DESCRIPTION OF THE TASK: Leave out every picture, then transcribe the rest of the listing exactly.

DATA SUPPLIED:
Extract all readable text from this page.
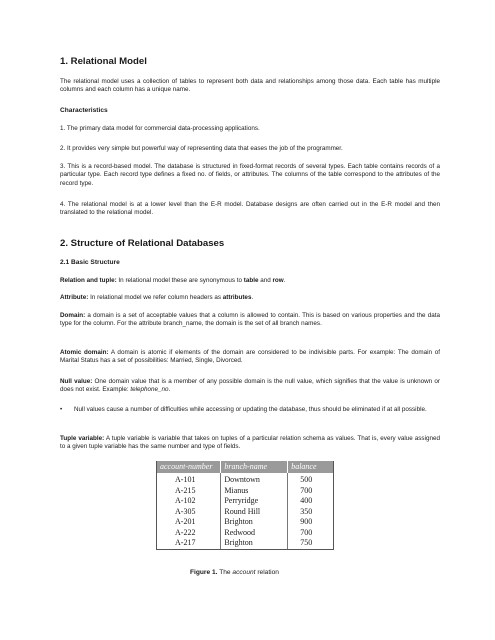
1. Relational Model

The relational model uses a collection of tables to represent both data and relationships among those data. Each table has multiple columns and each column has a unique name.

Characteristics

1. The primary data model for commercial data-processing applications.

2. It provides very simple but powerful way of representing data that eases the job of the programmer.

3. This is a record-based model. The database is structured in fixed-format records of several types. Each table contains records of a particular type. Each record type defines a fixed no. of fields, or attributes. The columns of the table correspond to the attributes of the record type.

4. The relational model is at a lower level than the E-R model. Database designs are often carried out in the E-R model and then translated to the relational model.

2. Structure of Relational Databases
2.1 Basic Structure

Relation and tuple: In relational model these are synonymous to table and row.

Attribute: In relational model we refer column headers as attributes.

Domain: a domain is a set of acceptable values that a column is allowed to contain. This is based on various properties and the data type for the column. For the attribute branch_name, the domain is the set of all branch names.

Atomic domain: A domain is atomic if elements of the domain are considered to be indivisible parts. For example: The domain of Marital Status has a set of possibilities: Married, Single, Divorced.

Null value: One domain value that is a member of any possible domain is the null value, which signifies that the value is unknown or does not exist. Example: telephone_no.

•	Null values cause a number of difficulties while accessing or updating the database, thus should be eliminated if at all possible.

Tuple variable: A tuple variable is variable that takes on tuples of a particular relation schema as values. That is, every value assigned to a given tuple variable has the same number and type of fields.

account-number	branch-name	balance
A-101	Downtown	500
A-215	Mianus	700
A-102	Perryridge	400
A-305	Round Hill	350
A-201	Brighton	900
A-222	Redwood	700
A-217	Brighton	750
Figure 1. The account relation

WRITTEN SOLUTION:
Extract all readable text from this page.
1. Relational Model

The relational model uses a collection of tables to represent both data and relationships among those data. Each table has multiple columns and each column has a unique name.

Characteristics

1. The primary data model for commercial data-processing applications.

2. It provides very simple but powerful way of representing data that eases the job of the programmer.

3. This is a record-based model. The database is structured in fixed-format records of several types. Each table contains records of a particular type. Each record type defines a fixed no. of fields, or attributes. The columns of the table correspond to the attributes of the record type.

4. The relational model is at a lower level than the E-R model. Database designs are often carried out in the E-R model and then translated to the relational model.

2. Structure of Relational Databases
2.1 Basic Structure

Relation and tuple: In relational model these are synonymous to table and row.

Attribute: In relational model we refer column headers as attributes.

Domain: a domain is a set of acceptable values that a column is allowed to contain. This is based on various properties and the data type for the column. For the attribute branch_name, the domain is the set of all branch names.

Atomic domain: A domain is atomic if elements of the domain are considered to be indivisible parts. For example: The domain of Marital Status has a set of possibilities: Married, Single, Divorced.

Null value: One domain value that is a member of any possible domain is the null value, which signifies that the value is unknown or does not exist. Example: telephone_no.

•	Null values cause a number of difficulties while accessing or updating the database, thus should be eliminated if at all possible.

Tuple variable: A tuple variable is variable that takes on tuples of a particular relation schema as values. That is, every value assigned to a given tuple variable has the same number and type of fields.

account-number	branch-name	balance
A-101	Downtown	500
A-215	Mianus	700
A-102	Perryridge	400
A-305	Round Hill	350
A-201	Brighton	900
A-222	Redwood	700
A-217	Brighton	750
Figure 1. The account relation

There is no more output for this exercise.